# CGT



## roofus (11 November 2004)

Anyone here interested in avoiding/beating the ATO in regards to CGT


----------



## Mofra (11 November 2004)

Roofus,

I've read your posts in the other thread regarding having your trading income classified as gambling income - interesting challenge, but I have to ask the obvious question - how much would it estimate it will cost you in legal fees (assuming you win the case) to avoid paying CGT? Like many in the market, I immediately thought of the risk vs reward scenario   

Good luck,

Mofra


----------



## roofus (11 November 2004)

Mofra- the costs involved are substantial, but only if you lose. The repercussions for the Australian Government are huge. No more CGT on any investments that involve risk, even property wouldnt be taxable as there is no guarantee that your "investment" will go up, this has been shown recently. The only real investments that would attract tax are term deposits, however even this is subject to review as in the 1936 Tax Act, interest is not considered income unless you are in the business of lending money. The ATO twists that section to now say that it is "passive income". But it is in black and white in the '36 Act ( the '97 Act being a virtual copy) that interest doesnt form the taxpayers income...

The above arguement doesnt even touch on what the "rules" of taxation state,ie. that receipts to be declared income must come under the definition of ordinary concepts.. Ive got case law that blows that arguement out of the water...


----------



## baglimit (11 November 2004)

= Data provided =
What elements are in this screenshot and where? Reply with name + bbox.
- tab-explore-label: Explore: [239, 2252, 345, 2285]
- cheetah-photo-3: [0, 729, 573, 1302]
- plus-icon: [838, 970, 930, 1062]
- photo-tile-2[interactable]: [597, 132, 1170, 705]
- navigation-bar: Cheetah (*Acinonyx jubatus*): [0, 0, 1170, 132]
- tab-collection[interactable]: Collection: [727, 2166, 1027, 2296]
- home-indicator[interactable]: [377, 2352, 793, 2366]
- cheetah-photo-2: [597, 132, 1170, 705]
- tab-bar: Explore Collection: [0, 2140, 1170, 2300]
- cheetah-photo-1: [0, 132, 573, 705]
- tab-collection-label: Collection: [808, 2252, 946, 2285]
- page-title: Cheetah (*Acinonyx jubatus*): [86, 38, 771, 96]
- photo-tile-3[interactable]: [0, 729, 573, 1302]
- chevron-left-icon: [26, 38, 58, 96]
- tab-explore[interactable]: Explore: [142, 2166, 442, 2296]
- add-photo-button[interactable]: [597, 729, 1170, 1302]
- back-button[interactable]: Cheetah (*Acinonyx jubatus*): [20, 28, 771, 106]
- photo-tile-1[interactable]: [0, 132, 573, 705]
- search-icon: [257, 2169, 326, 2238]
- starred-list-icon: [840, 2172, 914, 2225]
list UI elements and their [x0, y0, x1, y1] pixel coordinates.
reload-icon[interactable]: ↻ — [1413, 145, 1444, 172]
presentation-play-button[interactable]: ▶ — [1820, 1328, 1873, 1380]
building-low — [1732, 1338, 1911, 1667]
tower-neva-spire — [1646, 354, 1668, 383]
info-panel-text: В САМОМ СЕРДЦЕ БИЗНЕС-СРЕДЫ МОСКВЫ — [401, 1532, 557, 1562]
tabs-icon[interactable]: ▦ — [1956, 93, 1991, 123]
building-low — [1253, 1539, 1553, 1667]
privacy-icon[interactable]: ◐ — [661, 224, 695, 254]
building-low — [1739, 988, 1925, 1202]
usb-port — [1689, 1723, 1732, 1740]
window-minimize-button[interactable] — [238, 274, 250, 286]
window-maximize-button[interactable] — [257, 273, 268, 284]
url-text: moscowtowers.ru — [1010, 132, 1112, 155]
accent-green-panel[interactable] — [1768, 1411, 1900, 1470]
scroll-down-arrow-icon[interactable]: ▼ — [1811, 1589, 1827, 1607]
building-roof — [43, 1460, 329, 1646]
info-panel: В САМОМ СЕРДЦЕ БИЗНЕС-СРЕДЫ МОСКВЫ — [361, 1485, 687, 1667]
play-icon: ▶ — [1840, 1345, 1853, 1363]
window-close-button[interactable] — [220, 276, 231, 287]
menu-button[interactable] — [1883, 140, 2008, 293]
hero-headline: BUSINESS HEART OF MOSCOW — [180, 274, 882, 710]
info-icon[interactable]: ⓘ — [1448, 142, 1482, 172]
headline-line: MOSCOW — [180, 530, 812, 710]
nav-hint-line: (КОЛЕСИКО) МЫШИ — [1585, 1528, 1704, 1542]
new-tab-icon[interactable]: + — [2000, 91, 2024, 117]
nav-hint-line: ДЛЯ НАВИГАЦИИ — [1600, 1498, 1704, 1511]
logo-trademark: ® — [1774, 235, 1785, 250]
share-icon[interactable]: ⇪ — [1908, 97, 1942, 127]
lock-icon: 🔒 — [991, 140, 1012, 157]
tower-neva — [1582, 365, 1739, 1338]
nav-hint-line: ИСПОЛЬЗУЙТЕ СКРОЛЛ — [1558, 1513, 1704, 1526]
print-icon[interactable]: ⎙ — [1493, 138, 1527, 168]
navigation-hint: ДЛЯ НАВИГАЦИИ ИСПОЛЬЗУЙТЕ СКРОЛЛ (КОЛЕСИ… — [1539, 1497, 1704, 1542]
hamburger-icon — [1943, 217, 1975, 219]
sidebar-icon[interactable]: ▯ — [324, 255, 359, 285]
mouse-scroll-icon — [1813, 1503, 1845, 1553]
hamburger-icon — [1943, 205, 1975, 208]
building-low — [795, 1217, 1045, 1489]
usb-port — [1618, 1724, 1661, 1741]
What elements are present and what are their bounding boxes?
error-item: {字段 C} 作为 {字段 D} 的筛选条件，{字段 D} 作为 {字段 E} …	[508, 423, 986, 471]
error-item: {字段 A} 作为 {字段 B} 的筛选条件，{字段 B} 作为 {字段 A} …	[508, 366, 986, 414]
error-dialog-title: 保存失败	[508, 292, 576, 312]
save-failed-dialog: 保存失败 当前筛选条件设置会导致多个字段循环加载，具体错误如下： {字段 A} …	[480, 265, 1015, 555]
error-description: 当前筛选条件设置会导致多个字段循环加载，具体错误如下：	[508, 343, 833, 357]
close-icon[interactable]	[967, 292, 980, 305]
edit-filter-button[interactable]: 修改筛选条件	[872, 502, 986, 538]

= Requests =
1. For the forum thread on CGT, decide whether each statement agrees with it. Answer yes or no for each, and quote the exact words from the thread that settle it.
(a) Mofra has read roofus's posts in another thread about having trading income classified as gambling income.
(b) roofus says the costs involved are small.
(c) roofus says that under the 1936 Tax Act, interest counts as income for every taxpayer.
2. Repeat the part of the forum thread on CGT starting at "The above arguement" and ending at "baglimit (11 November 2004)".
3. In the forum thread on CGT, which act does roofus call a virtual copy of the '36 Act?

= Solutions for each task =
1.
(a) Yes. "I've read your posts in the other thread regarding having your trading income classified as gambling income"
(b) No. "the costs involved are substantial, but only if you lose"
(c) No. "interest is not considered income unless you are in the business of lending money"

2.
The above arguement doesnt even touch on what the "rules" of taxation state,ie. that receipts to be declared income must come under the definition of ordinary concepts.. Ive got case law that blows that arguement out of the water...


----------



## baglimit (11 November 2004)

3. The '97 Act.